**Job:**
Output all the entries word for word. Omit the pictures.

**Extracted material:**
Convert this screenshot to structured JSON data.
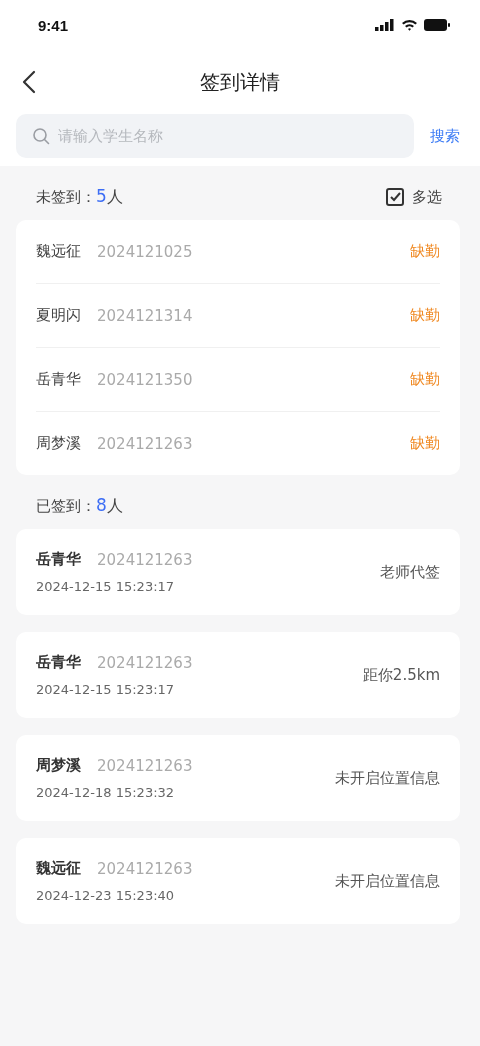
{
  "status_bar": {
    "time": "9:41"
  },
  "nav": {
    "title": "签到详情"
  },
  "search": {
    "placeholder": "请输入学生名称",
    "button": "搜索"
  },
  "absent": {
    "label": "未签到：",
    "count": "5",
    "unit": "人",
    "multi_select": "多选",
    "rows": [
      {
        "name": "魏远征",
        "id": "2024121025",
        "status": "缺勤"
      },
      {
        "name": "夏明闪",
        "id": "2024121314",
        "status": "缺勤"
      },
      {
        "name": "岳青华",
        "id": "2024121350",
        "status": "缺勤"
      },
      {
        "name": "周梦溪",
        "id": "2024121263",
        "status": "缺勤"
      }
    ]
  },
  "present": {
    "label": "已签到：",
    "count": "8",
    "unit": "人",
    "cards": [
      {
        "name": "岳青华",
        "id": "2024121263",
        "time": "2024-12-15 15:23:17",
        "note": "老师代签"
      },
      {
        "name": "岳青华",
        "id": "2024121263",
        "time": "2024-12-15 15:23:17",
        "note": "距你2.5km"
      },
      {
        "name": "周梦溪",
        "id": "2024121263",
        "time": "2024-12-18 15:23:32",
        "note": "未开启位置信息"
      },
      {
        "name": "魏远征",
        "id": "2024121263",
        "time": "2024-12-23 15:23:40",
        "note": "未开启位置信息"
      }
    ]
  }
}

**Worked solution:**
Convert this screenshot to structured JSON data.
{
  "status_bar": {
    "time": "9:41"
  },
  "nav": {
    "title": "签到详情"
  },
  "search": {
    "placeholder": "请输入学生名称",
    "button": "搜索"
  },
  "absent": {
    "label": "未签到：",
    "count": "5",
    "unit": "人",
    "multi_select": "多选",
    "rows": [
      {
        "name": "魏远征",
        "id": "2024121025",
        "status": "缺勤"
      },
      {
        "name": "夏明闪",
        "id": "2024121314",
        "status": "缺勤"
      },
      {
        "name": "岳青华",
        "id": "2024121350",
        "status": "缺勤"
      },
      {
        "name": "周梦溪",
        "id": "2024121263",
        "status": "缺勤"
      }
    ]
  },
  "present": {
    "label": "已签到：",
    "count": "8",
    "unit": "人",
    "cards": [
      {
        "name": "岳青华",
        "id": "2024121263",
        "time": "2024-12-15 15:23:17",
        "note": "老师代签"
      },
      {
        "name": "岳青华",
        "id": "2024121263",
        "time": "2024-12-15 15:23:17",
        "note": "距你2.5km"
      },
      {
        "name": "周梦溪",
        "id": "2024121263",
        "time": "2024-12-18 15:23:32",
        "note": "未开启位置信息"
      },
      {
        "name": "魏远征",
        "id": "2024121263",
        "time": "2024-12-23 15:23:40",
        "note": "未开启位置信息"
      }
    ]
  }
}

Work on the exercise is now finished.